- _Passage to read_

· · · · · · ·

Okay, maybe more of a rant than a rambling. Do with it what you will.

Sunday, May 19, 2013

Self Promotion #BookPush

A bit of self promotion. 

Here's list of books and journals I've written which are available for download. 

The list is in a tweetable or other postable format, should you *cough* be so inclined to share individual titles with others.

Please enjoy.


Caffeinated Romance: Lyrics And Poems For Everyday People Who Fall In And Out Of Love:

Three Blinks And A Sigh; A Novel

He Loves It When She Smiles: A Novel

Trouble With Women: Five Short Stories


Perspectives, a 30 Day Journal to View Your World Differently:

Disposable Journal; Write it out and let it go:


Write Advice; Inspirations, tips and thoughts for Leaders and Artists:

Pushing Back the Ocean; Tide Turning Leadership Lessons

Go Get It! Your Guide to Finding Purpose, Setting Goals and Maintaining Success

Time for Change: A Quick Guide to Manage (Survive) Planned (Sudden) Change

So, I've Been Thinking; Seemingly Random Thoughts on Leadership

Wednesday, May 15, 2013

Pick a Direction and Start Moving

The world is full of directionless people. There is so much uncertainty and fear and doubt - you want to just curl up tight under a blanket until better days arrive.

If you think that way, that's all you see. However, if you're open to possibilities, creative thinking and have even a teaspoon of confidence, when you ask the powers in the universe for a sign you may find one, like I did yesterday.

Clear direction spelled out on the sidewalk under my feet. Sure, it was a message meant for someone else, but it spoke to me too.

· · · · · · ·

- _Excerpted records_
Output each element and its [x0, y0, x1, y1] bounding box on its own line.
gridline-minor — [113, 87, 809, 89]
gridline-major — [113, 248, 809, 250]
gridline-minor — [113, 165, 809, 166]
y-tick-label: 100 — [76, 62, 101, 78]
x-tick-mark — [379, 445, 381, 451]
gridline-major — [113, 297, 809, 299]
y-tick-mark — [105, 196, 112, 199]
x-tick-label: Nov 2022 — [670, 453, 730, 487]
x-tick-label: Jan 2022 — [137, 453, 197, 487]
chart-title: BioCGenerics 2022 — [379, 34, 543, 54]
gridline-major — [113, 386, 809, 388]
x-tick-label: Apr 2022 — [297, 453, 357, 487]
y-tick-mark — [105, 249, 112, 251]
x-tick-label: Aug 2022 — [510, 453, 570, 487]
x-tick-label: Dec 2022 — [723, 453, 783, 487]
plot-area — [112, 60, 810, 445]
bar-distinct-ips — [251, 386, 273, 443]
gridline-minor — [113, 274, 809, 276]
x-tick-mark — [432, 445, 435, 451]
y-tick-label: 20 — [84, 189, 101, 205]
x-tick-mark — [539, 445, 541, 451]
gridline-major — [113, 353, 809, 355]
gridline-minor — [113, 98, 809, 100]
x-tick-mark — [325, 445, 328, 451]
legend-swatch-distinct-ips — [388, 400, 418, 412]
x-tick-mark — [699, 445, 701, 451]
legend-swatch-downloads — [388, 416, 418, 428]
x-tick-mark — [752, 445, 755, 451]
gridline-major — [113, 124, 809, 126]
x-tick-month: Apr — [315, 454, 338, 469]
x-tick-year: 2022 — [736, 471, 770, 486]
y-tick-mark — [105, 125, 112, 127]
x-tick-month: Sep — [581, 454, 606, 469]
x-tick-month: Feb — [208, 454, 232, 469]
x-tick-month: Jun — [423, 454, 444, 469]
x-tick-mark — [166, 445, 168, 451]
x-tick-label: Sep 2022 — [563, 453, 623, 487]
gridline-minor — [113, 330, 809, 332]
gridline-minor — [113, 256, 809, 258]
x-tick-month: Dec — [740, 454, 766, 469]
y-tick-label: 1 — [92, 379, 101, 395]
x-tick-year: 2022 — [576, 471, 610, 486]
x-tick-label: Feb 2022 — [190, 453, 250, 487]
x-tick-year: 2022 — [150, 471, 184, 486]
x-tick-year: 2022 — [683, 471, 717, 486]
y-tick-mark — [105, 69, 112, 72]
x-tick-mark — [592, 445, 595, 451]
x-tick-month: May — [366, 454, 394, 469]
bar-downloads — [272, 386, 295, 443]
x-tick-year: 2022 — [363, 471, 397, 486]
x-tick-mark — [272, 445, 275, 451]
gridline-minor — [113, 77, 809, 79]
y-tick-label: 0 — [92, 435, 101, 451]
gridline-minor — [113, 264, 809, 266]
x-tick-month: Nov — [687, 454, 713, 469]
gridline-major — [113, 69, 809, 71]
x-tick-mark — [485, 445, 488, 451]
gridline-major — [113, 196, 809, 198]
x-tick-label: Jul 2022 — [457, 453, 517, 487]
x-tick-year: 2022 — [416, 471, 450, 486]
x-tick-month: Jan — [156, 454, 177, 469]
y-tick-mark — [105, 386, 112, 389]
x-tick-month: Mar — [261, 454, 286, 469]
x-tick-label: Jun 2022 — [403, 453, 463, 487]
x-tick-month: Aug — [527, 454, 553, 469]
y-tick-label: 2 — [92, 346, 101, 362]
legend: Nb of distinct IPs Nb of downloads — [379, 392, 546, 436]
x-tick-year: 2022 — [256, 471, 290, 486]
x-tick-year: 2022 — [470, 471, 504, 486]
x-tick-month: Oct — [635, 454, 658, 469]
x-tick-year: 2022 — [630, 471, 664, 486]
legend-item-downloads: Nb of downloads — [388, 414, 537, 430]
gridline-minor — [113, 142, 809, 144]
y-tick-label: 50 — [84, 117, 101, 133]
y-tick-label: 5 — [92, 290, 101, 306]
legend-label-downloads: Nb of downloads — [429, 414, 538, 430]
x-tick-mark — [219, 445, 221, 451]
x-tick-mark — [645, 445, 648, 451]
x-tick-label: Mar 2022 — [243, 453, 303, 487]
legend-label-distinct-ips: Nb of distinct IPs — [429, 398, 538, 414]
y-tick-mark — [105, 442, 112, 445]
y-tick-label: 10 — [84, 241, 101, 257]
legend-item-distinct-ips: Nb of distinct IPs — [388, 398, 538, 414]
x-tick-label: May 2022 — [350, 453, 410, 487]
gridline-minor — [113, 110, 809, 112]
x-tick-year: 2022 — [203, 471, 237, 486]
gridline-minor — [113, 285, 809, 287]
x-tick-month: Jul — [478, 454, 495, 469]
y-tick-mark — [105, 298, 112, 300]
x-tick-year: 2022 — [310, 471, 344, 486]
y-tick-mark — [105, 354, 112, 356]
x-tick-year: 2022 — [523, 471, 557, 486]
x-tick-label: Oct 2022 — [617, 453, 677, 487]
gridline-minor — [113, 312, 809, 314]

· · · · · · ·

- _Problem 1_
In the blog text, why is the list of books and journals in a tweetable or other postable format? Answer in one to three sentences.
- _Problem 2_
Rewrite the paragraph of the blog text that begins "The world is full of directionless people" more briefly, keeping its main facts.
- _Problem 3_
Translate this sentence from the blog text into Spanish: "Sure, it was a message meant for someone else, but it spoke to me too."
These entries come from a different source than the blog text.

- _Answer box 1_
It is in that format so readers who are inclined can share individual titles with others.

- _Answer box 2_
Many people lack direction, and so much uncertainty, fear, and doubt make you want to hide under a blanket until better days come.

- _Answer box 3_
Claro, era un mensaje dirigido a otra persona, pero también me habló a mí.